# Written request
Give, as a bare number, the count of lines that contain the word "color".

___

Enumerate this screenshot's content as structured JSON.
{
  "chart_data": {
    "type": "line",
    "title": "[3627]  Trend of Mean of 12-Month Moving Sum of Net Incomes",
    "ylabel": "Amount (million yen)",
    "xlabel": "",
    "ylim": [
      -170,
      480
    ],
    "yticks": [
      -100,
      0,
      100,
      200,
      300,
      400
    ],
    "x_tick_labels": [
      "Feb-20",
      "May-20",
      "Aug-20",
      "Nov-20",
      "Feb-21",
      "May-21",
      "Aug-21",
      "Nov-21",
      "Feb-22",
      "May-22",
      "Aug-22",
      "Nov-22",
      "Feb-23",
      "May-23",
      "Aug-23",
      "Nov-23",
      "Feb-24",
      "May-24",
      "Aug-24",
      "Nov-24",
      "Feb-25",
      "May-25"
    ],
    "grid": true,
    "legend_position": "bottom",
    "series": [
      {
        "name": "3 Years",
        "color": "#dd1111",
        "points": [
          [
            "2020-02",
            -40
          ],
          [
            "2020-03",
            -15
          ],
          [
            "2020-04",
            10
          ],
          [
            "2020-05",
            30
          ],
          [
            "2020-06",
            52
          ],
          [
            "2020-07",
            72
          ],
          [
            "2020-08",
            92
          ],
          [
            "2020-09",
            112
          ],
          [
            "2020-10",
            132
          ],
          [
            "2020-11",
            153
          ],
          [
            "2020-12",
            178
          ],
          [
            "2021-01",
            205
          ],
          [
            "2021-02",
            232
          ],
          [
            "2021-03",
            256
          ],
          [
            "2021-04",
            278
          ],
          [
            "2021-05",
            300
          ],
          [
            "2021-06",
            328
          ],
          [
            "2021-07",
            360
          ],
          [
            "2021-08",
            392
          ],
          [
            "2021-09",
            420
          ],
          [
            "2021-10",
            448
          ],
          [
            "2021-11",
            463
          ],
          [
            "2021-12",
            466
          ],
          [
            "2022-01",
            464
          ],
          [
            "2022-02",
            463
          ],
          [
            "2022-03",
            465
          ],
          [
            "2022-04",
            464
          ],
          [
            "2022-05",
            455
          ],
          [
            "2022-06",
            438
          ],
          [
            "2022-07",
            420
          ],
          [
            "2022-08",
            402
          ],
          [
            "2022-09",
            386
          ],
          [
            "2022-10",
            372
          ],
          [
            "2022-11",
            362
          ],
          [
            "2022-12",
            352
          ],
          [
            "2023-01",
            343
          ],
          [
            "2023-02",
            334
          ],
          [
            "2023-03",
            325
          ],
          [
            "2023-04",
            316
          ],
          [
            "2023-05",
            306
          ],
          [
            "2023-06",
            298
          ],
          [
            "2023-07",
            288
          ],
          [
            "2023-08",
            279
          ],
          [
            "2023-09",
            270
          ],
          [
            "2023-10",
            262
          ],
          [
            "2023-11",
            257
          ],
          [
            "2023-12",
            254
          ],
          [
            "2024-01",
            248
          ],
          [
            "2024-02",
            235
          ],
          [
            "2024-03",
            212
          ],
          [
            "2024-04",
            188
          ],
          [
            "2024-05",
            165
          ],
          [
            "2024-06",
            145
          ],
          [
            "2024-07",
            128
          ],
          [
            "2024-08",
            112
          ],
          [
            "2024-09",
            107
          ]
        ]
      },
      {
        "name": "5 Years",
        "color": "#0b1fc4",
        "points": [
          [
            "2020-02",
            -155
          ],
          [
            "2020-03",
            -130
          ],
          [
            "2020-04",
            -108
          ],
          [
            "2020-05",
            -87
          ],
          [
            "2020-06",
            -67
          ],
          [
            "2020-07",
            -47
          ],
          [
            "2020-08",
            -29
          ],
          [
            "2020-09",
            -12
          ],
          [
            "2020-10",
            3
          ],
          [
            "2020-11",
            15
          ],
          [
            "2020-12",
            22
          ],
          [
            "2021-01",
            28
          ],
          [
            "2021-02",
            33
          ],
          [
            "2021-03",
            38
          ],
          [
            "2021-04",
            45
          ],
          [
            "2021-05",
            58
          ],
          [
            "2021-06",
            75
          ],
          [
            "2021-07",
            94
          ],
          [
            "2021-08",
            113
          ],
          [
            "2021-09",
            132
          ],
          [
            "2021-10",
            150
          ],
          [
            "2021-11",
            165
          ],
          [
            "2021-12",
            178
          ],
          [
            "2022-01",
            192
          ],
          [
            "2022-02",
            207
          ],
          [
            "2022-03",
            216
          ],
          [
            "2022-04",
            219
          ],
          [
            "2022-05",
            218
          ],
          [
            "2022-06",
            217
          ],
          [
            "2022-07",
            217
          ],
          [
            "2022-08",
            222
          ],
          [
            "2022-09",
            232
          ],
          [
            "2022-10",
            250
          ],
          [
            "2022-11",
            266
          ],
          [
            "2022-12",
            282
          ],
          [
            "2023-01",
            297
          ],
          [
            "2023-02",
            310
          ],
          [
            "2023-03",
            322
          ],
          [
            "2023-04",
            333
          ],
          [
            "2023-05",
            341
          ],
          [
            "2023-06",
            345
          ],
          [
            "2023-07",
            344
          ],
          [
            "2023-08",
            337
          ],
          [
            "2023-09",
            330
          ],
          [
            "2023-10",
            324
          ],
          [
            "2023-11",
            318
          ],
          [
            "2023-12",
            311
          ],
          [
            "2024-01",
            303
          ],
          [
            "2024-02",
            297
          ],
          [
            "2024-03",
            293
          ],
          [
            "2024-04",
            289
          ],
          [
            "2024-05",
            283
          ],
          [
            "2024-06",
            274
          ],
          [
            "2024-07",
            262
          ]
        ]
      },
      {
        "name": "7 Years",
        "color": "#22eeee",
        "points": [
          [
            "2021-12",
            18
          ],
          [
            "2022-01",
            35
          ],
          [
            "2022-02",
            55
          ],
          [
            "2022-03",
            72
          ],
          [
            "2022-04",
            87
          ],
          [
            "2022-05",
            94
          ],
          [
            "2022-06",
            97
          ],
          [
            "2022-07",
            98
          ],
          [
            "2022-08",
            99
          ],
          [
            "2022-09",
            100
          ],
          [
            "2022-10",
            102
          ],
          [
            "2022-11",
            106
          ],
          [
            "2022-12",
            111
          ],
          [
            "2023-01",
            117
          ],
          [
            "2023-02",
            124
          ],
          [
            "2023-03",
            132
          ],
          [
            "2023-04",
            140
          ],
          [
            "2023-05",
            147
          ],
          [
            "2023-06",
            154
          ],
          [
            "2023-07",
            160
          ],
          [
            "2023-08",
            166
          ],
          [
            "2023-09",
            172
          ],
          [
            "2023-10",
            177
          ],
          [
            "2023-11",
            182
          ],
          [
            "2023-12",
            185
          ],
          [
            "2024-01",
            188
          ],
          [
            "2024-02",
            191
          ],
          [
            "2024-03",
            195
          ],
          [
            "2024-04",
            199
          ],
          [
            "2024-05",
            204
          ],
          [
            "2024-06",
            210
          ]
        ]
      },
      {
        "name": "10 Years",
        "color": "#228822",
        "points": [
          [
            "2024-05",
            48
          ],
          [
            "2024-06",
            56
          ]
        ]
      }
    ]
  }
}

___

# Answer below
4